_Aim_: Format the lines below as a JSON list of strings, with one string per line and blank lines omitted.

_Records supplied_:
- - - - - - -
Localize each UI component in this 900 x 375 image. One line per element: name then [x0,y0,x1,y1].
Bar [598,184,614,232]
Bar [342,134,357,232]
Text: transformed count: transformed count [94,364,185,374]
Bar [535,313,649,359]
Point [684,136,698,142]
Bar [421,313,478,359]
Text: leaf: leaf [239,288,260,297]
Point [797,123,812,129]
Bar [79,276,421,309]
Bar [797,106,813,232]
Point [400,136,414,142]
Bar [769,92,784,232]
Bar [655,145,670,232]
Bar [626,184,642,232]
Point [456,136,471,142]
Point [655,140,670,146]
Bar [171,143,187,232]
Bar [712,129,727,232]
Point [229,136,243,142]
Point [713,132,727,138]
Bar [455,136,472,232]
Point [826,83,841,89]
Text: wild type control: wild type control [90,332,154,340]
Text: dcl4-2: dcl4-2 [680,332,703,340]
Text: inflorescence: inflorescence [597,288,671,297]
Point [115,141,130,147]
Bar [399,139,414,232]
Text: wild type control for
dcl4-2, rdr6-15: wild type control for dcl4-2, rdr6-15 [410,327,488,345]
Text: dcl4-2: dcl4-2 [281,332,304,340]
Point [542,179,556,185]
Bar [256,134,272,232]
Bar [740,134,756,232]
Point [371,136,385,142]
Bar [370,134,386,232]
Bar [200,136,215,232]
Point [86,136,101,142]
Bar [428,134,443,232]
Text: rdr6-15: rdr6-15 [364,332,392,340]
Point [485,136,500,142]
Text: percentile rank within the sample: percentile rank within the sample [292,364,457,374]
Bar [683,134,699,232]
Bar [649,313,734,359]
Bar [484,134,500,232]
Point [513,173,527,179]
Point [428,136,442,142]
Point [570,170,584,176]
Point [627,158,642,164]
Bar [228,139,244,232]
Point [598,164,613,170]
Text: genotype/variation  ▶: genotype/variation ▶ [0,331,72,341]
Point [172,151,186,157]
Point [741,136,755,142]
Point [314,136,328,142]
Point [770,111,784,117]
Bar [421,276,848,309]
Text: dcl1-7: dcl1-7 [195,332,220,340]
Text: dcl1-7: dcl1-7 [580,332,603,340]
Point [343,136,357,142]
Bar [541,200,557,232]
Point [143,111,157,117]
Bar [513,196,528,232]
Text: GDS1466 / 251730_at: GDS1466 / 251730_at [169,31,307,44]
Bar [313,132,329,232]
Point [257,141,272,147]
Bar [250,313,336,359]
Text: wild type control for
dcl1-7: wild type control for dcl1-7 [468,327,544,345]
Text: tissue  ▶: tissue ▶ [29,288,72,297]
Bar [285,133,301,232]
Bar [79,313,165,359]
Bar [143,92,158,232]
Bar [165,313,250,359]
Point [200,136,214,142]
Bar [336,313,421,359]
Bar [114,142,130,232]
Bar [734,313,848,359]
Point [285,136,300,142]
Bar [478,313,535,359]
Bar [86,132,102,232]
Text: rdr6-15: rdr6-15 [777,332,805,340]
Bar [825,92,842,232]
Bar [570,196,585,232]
- - - - - - -
_Task result_:
[
  "Localize each UI component in this 900 x 375 image. One line per element: name then [x0,y0,x1,y1].",
  "Bar [598,184,614,232]",
  "Bar [342,134,357,232]",
  "Text: transformed count: transformed count [94,364,185,374]",
  "Bar [535,313,649,359]",
  "Point [684,136,698,142]",
  "Bar [421,313,478,359]",
  "Text: leaf: leaf [239,288,260,297]",
  "Point [797,123,812,129]",
  "Bar [79,276,421,309]",
  "Bar [797,106,813,232]",
  "Point [400,136,414,142]",
  "Bar [769,92,784,232]",
  "Bar [655,145,670,232]",
  "Bar [626,184,642,232]",
  "Point [456,136,471,142]",
  "Point [655,140,670,146]",
  "Bar [171,143,187,232]",
  "Bar [712,129,727,232]",
  "Point [229,136,243,142]",
  "Point [713,132,727,138]",
  "Bar [455,136,472,232]",
  "Point [826,83,841,89]",
  "Text: wild type control: wild type control [90,332,154,340]",
  "Text: dcl4-2: dcl4-2 [680,332,703,340]",
  "Text: inflorescence: inflorescence [597,288,671,297]",
  "Point [115,141,130,147]",
  "Bar [399,139,414,232]",
  "Text: wild type control for",
  "dcl4-2, rdr6-15: wild type control for dcl4-2, rdr6-15 [410,327,488,345]",
  "Text: dcl4-2: dcl4-2 [281,332,304,340]",
  "Point [542,179,556,185]",
  "Bar [256,134,272,232]",
  "Bar [740,134,756,232]",
  "Point [371,136,385,142]",
  "Bar [370,134,386,232]",
  "Bar [200,136,215,232]",
  "Point [86,136,101,142]",
  "Bar [428,134,443,232]",
  "Text: rdr6-15: rdr6-15 [364,332,392,340]",
  "Point [485,136,500,142]",
  "Text: percentile rank within the sample: percentile rank within the sample [292,364,457,374]",
  "Bar [683,134,699,232]",
  "Bar [649,313,734,359]",
  "Bar [484,134,500,232]",
  "Point [513,173,527,179]",
  "Point [428,136,442,142]",
  "Point [570,170,584,176]",
  "Point [627,158,642,164]",
  "Bar [228,139,244,232]",
  "Point [598,164,613,170]",
  "Text: genotype/variation  ▶: genotype/variation ▶ [0,331,72,341]",
  "Point [172,151,186,157]",
  "Point [741,136,755,142]",
  "Point [314,136,328,142]",
  "Point [770,111,784,117]",
  "Bar [421,276,848,309]",
  "Text: dcl1-7: dcl1-7 [195,332,220,340]",
  "Text: dcl1-7: dcl1-7 [580,332,603,340]",
  "Point [343,136,357,142]",
  "Bar [541,200,557,232]",
  "Point [143,111,157,117]",
  "Bar [513,196,528,232]",
  "Text: GDS1466 / 251730_at: GDS1466 / 251730_at [169,31,307,44]",
  "Bar [313,132,329,232]",
  "Point [257,141,272,147]",
  "Bar [250,313,336,359]",
  "Text: wild type control for",
  "dcl1-7: wild type control for dcl1-7 [468,327,544,345]",
  "Text: tissue  ▶: tissue ▶ [29,288,72,297]",
  "Bar [285,133,301,232]",
  "Bar [79,313,165,359]",
  "Bar [143,92,158,232]",
  "Bar [165,313,250,359]",
  "Point [200,136,214,142]",
  "Bar [336,313,421,359]",
  "Bar [114,142,130,232]",
  "Bar [734,313,848,359]",
  "Point [285,136,300,142]",
  "Bar [478,313,535,359]",
  "Bar [86,132,102,232]",
  "Text: rdr6-15: rdr6-15 [777,332,805,340]",
  "Bar [825,92,842,232]",
  "Bar [570,196,585,232]"
]